■ OBJECTIVE:
Your answer should be one number: how many lines of the data include the string "Difference"?

(Extracts from a graphics dataset)
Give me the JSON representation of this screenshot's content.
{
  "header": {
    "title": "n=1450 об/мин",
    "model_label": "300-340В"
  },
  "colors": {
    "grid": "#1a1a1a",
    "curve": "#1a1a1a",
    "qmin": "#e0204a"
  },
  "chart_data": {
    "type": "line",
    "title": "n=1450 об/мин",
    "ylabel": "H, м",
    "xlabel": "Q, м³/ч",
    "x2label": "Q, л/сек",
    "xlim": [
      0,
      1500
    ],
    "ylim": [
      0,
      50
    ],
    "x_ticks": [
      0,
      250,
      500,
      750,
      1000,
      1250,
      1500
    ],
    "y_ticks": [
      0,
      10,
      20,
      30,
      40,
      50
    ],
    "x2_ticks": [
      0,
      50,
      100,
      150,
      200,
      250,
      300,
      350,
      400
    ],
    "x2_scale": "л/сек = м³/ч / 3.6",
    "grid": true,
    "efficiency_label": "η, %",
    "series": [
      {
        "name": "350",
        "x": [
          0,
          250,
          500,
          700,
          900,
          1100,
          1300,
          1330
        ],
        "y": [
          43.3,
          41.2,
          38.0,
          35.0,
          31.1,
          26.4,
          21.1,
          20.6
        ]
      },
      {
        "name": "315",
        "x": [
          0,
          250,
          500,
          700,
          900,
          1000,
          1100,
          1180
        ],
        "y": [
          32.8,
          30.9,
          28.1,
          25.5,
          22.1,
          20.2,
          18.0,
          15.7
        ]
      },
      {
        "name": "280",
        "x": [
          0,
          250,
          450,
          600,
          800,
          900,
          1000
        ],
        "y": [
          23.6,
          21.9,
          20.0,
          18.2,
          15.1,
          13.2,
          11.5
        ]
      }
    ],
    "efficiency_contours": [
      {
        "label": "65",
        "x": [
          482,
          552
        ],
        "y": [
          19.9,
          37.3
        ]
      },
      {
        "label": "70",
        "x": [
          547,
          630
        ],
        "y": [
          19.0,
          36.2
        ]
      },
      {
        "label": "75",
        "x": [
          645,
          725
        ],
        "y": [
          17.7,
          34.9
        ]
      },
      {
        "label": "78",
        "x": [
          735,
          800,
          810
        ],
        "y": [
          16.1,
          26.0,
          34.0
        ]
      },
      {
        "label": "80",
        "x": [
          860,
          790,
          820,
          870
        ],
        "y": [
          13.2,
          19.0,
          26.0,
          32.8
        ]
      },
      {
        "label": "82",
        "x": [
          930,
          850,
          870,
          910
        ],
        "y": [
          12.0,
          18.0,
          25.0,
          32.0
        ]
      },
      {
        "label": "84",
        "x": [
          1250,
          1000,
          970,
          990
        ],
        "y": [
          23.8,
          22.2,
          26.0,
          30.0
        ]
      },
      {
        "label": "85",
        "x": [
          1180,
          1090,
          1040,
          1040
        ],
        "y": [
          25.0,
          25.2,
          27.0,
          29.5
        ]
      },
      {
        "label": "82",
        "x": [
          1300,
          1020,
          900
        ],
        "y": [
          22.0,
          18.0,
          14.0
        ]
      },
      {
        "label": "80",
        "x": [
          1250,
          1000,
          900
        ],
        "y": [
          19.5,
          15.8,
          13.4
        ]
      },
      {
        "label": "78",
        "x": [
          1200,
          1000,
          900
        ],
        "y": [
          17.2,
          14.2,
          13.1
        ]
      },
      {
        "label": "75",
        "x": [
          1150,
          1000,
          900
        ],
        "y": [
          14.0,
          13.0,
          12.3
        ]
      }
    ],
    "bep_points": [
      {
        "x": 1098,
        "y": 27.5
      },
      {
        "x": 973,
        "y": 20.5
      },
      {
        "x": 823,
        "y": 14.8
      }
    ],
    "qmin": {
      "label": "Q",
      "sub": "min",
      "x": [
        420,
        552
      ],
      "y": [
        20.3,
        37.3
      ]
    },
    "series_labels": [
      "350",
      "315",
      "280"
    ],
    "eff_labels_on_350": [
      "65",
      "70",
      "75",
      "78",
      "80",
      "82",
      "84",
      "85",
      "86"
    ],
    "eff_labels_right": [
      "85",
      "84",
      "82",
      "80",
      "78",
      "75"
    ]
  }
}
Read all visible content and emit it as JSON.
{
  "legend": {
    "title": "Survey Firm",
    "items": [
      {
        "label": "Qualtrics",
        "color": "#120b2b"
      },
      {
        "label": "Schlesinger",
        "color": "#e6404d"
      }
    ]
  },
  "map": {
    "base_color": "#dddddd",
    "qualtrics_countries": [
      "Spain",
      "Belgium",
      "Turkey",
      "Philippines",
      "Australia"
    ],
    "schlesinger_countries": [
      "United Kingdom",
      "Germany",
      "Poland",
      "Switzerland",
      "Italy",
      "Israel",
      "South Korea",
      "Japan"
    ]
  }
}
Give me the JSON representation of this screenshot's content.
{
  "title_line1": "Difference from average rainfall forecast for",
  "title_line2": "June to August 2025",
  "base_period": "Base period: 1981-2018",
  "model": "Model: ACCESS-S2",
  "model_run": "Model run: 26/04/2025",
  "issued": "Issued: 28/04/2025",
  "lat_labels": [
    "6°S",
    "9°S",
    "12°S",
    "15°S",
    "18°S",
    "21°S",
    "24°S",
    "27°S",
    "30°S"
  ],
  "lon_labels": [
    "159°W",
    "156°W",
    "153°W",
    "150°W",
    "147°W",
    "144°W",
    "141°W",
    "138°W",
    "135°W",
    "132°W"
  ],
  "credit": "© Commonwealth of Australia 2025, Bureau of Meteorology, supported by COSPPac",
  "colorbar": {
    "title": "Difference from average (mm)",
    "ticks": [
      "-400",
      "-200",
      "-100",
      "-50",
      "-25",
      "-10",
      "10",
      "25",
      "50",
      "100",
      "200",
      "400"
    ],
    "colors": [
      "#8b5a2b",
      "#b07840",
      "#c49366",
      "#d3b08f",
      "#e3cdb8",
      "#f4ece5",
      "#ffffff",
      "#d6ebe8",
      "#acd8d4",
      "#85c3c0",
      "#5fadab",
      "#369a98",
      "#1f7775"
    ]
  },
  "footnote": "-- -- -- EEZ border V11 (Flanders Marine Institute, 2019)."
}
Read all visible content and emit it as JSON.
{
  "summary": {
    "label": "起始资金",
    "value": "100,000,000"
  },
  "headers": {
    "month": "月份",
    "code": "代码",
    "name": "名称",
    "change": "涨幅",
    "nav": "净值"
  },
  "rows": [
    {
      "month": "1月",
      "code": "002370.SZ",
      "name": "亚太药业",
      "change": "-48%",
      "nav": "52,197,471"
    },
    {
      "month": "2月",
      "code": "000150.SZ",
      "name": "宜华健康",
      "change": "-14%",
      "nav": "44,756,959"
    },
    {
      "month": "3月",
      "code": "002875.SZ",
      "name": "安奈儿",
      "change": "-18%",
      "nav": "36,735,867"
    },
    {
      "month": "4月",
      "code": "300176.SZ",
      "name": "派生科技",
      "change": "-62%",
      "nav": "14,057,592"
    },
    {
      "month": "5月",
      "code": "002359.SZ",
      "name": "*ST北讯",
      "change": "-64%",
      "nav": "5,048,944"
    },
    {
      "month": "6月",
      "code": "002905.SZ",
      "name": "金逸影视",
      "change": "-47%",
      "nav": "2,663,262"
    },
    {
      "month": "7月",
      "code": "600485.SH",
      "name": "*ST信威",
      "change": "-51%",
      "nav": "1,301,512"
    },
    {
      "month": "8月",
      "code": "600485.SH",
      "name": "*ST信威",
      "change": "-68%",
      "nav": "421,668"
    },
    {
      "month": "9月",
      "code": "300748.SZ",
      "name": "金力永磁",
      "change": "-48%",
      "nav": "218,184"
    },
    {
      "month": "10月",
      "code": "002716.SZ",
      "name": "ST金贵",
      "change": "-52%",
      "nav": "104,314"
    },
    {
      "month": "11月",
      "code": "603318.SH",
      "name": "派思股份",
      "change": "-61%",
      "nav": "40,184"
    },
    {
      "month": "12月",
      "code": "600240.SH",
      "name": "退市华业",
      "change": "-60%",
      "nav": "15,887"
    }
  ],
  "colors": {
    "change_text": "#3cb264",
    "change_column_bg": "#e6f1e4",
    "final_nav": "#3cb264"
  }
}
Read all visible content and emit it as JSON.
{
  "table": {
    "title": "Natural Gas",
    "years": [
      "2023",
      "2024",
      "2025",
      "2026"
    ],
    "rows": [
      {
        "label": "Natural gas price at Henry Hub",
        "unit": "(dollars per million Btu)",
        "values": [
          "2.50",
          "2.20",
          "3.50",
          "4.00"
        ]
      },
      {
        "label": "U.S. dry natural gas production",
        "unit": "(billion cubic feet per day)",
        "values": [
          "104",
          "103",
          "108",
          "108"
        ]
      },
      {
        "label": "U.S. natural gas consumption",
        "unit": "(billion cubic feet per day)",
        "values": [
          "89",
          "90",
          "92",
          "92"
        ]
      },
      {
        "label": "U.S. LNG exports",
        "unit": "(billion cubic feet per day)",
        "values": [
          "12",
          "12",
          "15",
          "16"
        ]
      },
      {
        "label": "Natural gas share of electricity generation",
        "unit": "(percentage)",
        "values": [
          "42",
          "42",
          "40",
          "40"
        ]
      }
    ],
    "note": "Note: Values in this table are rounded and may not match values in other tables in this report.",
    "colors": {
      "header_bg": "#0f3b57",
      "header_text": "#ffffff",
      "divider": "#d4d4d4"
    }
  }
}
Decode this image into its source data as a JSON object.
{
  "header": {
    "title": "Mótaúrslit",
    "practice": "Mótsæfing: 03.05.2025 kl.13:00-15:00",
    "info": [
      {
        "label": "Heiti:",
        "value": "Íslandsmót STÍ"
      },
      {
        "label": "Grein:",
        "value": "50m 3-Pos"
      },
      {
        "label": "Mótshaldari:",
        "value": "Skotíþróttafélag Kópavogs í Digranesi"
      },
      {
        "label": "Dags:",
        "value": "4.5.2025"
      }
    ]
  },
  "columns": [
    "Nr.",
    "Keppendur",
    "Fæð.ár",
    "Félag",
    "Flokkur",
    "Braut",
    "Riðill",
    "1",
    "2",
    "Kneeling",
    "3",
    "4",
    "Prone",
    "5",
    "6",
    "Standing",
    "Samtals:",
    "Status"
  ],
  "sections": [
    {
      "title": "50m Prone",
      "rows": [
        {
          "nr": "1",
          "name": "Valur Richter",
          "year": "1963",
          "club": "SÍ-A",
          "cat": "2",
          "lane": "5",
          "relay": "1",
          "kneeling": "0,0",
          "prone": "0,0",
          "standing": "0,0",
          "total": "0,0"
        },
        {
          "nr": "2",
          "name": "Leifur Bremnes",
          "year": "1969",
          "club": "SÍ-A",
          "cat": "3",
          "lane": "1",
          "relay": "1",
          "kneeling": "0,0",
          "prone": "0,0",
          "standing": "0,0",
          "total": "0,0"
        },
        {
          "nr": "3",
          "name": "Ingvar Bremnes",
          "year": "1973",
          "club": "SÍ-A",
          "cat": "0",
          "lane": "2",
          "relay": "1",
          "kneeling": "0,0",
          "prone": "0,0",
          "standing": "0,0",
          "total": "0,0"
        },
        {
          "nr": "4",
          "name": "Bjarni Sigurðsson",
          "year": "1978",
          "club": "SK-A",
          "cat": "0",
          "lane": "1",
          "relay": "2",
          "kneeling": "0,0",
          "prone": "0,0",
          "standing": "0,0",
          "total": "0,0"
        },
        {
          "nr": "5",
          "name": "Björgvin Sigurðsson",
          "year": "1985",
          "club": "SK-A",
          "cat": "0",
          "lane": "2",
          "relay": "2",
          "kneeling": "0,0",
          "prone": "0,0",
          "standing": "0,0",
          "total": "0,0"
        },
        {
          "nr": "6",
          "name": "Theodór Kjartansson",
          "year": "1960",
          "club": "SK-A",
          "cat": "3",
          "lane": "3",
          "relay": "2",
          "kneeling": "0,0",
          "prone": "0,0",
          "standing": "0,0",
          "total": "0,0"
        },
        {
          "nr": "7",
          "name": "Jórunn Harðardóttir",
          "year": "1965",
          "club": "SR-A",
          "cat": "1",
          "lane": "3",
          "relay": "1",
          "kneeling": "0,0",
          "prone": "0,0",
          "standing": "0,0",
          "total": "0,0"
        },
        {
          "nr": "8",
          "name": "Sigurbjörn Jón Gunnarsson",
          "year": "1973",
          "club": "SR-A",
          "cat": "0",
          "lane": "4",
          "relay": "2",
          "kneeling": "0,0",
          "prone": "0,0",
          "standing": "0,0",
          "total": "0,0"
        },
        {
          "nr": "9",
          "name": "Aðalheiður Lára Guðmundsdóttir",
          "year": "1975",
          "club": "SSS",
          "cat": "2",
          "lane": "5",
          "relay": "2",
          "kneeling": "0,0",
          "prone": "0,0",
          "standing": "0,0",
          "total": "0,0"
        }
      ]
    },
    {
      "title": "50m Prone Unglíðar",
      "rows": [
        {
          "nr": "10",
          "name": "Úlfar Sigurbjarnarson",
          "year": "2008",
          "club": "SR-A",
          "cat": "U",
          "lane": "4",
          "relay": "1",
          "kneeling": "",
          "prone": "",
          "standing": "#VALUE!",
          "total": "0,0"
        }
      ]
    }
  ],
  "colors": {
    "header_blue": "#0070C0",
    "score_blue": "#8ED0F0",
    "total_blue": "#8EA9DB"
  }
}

■ EXPECTED ANSWER:
2